» What you will do: Count the lines below that contain the string "Persönliche", with matching case. Reply with the number only.

» Entries provided:
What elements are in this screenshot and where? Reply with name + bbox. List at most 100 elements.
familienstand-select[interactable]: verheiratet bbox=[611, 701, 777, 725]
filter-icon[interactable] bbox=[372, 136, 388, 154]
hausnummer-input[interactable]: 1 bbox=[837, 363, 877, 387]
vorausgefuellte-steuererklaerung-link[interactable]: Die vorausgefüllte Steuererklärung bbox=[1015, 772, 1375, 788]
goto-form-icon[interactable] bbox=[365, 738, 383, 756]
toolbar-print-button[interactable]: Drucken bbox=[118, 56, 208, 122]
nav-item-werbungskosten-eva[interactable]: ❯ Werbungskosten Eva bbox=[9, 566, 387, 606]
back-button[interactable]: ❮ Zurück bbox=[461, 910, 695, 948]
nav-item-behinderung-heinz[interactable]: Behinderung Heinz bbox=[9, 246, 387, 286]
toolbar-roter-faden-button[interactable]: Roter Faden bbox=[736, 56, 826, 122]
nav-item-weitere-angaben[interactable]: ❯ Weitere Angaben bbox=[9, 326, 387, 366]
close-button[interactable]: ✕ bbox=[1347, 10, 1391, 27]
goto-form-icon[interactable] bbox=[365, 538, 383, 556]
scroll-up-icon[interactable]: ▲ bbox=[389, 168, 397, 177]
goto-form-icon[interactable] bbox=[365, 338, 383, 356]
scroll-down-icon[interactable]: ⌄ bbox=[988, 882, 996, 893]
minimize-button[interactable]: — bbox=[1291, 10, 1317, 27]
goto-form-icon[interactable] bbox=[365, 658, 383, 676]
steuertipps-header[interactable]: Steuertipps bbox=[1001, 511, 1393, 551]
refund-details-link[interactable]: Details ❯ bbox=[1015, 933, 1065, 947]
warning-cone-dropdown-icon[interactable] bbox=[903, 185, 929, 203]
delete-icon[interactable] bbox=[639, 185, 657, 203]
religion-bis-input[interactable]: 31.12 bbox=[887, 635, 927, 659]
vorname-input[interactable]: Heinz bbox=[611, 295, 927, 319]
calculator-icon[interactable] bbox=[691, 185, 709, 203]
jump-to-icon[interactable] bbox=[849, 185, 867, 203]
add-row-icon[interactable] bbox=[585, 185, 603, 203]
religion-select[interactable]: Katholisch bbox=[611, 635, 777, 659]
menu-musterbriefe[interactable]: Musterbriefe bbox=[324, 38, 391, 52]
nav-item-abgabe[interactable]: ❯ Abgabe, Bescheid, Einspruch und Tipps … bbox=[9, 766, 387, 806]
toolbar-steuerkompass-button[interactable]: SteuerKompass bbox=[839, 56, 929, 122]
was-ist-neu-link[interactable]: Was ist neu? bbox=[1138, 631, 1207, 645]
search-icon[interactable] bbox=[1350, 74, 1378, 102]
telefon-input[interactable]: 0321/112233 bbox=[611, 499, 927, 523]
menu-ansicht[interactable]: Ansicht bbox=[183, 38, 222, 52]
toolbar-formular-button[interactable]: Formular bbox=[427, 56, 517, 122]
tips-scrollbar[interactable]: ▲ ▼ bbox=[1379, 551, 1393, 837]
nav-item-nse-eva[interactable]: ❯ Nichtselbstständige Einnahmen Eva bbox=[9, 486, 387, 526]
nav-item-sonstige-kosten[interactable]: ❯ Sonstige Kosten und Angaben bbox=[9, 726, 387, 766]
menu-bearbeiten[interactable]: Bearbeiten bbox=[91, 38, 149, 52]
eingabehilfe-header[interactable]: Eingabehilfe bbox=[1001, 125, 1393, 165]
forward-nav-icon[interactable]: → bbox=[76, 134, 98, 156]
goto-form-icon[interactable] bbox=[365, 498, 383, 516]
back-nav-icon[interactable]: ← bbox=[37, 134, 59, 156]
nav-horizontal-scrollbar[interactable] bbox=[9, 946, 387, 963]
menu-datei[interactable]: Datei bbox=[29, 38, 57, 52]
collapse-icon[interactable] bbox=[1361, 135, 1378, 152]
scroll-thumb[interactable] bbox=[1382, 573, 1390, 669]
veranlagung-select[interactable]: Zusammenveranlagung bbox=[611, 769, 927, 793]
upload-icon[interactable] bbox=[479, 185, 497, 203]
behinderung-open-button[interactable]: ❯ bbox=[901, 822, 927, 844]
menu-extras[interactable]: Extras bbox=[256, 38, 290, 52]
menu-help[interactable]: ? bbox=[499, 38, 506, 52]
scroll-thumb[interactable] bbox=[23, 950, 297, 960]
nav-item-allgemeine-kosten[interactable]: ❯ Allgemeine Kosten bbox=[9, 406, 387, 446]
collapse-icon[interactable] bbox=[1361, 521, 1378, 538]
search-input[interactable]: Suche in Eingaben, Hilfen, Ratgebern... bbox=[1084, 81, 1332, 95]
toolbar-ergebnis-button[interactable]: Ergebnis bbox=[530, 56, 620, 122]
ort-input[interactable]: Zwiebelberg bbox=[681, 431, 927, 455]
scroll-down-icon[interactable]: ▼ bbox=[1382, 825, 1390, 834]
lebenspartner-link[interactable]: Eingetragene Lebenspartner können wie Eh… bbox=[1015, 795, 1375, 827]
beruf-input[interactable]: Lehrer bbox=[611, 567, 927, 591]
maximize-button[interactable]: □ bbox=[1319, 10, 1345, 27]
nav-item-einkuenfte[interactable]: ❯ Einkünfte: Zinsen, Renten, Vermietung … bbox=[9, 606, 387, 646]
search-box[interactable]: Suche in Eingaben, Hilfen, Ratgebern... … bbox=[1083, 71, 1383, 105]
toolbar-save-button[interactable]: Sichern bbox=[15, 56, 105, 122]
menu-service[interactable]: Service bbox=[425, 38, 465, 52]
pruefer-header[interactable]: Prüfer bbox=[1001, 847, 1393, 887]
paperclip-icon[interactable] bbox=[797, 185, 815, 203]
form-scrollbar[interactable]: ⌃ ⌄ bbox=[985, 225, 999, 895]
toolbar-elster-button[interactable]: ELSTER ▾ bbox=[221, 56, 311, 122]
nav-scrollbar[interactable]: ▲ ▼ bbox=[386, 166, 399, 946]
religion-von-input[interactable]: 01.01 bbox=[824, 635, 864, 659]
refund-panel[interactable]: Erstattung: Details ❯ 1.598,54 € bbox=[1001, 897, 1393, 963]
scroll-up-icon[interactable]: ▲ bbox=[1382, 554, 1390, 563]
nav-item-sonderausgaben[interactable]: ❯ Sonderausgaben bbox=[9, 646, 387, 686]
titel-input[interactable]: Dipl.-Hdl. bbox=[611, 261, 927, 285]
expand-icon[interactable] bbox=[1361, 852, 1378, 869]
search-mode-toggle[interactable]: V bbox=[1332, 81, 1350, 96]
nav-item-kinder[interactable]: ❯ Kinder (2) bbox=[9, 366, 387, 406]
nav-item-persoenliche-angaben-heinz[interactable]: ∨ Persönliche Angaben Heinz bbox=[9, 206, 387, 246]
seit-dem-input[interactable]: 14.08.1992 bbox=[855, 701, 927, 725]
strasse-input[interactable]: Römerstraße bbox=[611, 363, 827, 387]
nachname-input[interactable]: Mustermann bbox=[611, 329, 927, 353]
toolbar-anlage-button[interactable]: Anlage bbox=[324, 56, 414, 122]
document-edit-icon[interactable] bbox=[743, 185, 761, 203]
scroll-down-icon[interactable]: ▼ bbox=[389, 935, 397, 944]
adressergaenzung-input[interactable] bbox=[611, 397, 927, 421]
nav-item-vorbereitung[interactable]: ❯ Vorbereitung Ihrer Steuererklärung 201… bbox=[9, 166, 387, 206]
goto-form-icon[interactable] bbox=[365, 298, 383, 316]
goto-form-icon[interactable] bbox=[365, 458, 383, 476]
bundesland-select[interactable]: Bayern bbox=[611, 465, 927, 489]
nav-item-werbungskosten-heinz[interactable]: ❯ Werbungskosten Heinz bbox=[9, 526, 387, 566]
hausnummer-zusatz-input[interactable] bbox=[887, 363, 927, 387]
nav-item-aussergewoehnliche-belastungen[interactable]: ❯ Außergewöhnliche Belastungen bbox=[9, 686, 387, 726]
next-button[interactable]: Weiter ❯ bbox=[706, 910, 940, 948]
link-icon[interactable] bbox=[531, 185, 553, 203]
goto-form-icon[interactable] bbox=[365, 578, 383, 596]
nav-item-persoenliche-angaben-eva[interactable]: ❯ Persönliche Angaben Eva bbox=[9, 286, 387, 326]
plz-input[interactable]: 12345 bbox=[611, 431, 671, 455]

» Solution to the exercise: 2